Requirement:
Copy out all lines carrying the word "name".

══════════════════════════════

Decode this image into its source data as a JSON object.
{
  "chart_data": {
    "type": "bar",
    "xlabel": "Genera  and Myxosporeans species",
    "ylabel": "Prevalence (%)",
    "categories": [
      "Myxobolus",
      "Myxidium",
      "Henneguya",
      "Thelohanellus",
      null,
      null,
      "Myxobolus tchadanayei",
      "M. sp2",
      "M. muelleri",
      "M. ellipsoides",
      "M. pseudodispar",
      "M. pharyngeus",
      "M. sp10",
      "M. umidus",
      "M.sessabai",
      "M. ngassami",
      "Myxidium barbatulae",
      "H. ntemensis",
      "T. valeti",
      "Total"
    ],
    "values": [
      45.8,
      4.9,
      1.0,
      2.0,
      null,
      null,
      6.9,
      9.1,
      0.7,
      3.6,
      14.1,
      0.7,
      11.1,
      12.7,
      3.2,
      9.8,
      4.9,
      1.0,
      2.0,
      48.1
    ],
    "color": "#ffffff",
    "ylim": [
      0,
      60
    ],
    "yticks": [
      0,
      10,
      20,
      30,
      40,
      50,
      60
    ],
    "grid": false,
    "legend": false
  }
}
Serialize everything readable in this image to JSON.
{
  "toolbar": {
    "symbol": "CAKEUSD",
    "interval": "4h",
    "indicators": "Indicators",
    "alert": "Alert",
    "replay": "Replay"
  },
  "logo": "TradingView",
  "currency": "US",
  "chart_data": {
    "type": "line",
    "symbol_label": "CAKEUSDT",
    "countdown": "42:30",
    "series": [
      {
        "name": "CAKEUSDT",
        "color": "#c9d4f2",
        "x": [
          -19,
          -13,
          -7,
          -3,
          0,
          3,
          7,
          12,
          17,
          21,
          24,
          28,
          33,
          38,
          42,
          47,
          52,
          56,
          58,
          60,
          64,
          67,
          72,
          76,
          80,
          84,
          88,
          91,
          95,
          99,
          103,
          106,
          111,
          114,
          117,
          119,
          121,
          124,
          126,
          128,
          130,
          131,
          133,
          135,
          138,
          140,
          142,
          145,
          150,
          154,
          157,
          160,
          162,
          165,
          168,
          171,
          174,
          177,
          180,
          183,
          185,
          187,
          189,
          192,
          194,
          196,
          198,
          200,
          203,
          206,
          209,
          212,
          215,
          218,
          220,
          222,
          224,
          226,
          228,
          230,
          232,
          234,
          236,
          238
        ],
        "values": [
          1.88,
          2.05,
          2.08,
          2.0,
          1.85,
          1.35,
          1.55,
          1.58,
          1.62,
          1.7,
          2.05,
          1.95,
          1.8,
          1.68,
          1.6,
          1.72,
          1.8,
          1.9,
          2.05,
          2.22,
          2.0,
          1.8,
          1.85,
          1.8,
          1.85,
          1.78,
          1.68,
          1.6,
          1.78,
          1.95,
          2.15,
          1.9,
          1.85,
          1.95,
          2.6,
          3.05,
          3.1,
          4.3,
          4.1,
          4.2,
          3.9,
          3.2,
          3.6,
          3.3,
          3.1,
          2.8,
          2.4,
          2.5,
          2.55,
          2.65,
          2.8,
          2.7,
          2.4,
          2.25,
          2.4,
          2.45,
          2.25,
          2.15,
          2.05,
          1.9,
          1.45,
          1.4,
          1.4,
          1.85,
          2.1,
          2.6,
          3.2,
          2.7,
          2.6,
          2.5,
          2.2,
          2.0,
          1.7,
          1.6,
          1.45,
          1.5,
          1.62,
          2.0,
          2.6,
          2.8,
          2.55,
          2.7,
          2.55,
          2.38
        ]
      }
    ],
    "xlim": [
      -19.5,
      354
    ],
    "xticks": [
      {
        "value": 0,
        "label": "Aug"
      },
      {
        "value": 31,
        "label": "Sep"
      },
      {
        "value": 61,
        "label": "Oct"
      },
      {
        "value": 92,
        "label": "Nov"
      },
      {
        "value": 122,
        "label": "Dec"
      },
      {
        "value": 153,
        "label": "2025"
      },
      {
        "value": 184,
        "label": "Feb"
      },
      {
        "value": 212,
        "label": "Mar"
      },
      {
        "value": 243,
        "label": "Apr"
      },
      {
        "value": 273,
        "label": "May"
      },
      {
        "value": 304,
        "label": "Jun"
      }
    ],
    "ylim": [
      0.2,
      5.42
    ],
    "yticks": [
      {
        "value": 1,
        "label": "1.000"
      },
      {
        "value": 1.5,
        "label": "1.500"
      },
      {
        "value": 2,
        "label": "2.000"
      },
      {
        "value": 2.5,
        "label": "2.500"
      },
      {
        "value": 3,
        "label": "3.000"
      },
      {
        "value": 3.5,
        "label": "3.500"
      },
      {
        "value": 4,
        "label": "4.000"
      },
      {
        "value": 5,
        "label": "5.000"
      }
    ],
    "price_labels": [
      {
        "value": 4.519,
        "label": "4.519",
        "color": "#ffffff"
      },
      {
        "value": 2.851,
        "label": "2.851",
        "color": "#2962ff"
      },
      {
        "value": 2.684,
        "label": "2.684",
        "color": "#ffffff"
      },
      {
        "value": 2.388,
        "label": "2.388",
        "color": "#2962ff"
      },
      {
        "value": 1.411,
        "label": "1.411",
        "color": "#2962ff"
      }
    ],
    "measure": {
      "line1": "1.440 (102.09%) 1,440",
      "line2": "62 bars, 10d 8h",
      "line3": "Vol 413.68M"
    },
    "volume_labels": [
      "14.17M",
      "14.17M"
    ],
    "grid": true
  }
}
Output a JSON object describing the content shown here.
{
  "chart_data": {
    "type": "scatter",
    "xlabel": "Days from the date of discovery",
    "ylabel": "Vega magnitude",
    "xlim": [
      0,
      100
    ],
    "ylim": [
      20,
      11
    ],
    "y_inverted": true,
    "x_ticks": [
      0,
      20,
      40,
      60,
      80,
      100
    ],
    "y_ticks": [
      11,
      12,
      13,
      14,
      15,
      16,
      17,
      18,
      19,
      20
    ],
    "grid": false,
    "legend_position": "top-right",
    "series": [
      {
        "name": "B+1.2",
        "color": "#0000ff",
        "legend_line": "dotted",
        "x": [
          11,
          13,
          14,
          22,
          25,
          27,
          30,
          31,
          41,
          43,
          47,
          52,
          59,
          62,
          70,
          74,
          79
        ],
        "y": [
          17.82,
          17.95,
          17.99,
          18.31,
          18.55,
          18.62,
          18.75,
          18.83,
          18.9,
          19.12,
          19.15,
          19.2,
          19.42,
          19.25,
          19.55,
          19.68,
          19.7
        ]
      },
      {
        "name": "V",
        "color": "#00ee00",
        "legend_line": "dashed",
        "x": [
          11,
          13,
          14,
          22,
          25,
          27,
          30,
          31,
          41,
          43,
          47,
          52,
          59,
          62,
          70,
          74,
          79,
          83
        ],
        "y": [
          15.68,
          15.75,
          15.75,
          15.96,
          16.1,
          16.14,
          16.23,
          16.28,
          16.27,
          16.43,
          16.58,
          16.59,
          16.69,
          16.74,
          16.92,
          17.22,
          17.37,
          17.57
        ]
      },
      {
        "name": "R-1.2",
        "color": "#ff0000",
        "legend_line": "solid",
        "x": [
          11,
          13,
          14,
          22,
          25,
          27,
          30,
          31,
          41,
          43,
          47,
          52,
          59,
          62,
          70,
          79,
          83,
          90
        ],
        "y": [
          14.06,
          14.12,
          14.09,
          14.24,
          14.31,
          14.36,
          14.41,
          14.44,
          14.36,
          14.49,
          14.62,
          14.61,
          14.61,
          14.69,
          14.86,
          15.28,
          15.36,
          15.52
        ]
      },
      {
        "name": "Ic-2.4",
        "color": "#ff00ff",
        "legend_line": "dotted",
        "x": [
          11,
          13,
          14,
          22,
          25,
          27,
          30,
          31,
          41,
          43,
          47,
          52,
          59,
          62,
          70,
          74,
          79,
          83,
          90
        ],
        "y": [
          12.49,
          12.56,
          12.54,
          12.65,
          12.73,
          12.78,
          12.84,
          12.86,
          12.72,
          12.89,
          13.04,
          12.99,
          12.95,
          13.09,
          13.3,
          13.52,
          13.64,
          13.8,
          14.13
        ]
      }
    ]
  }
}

══════════════════════════════

The reply:
        "name": "CAKEUSDT",
        "name": "B+1.2",
        "name": "V",
        "name": "R-1.2",
        "name": "Ic-2.4",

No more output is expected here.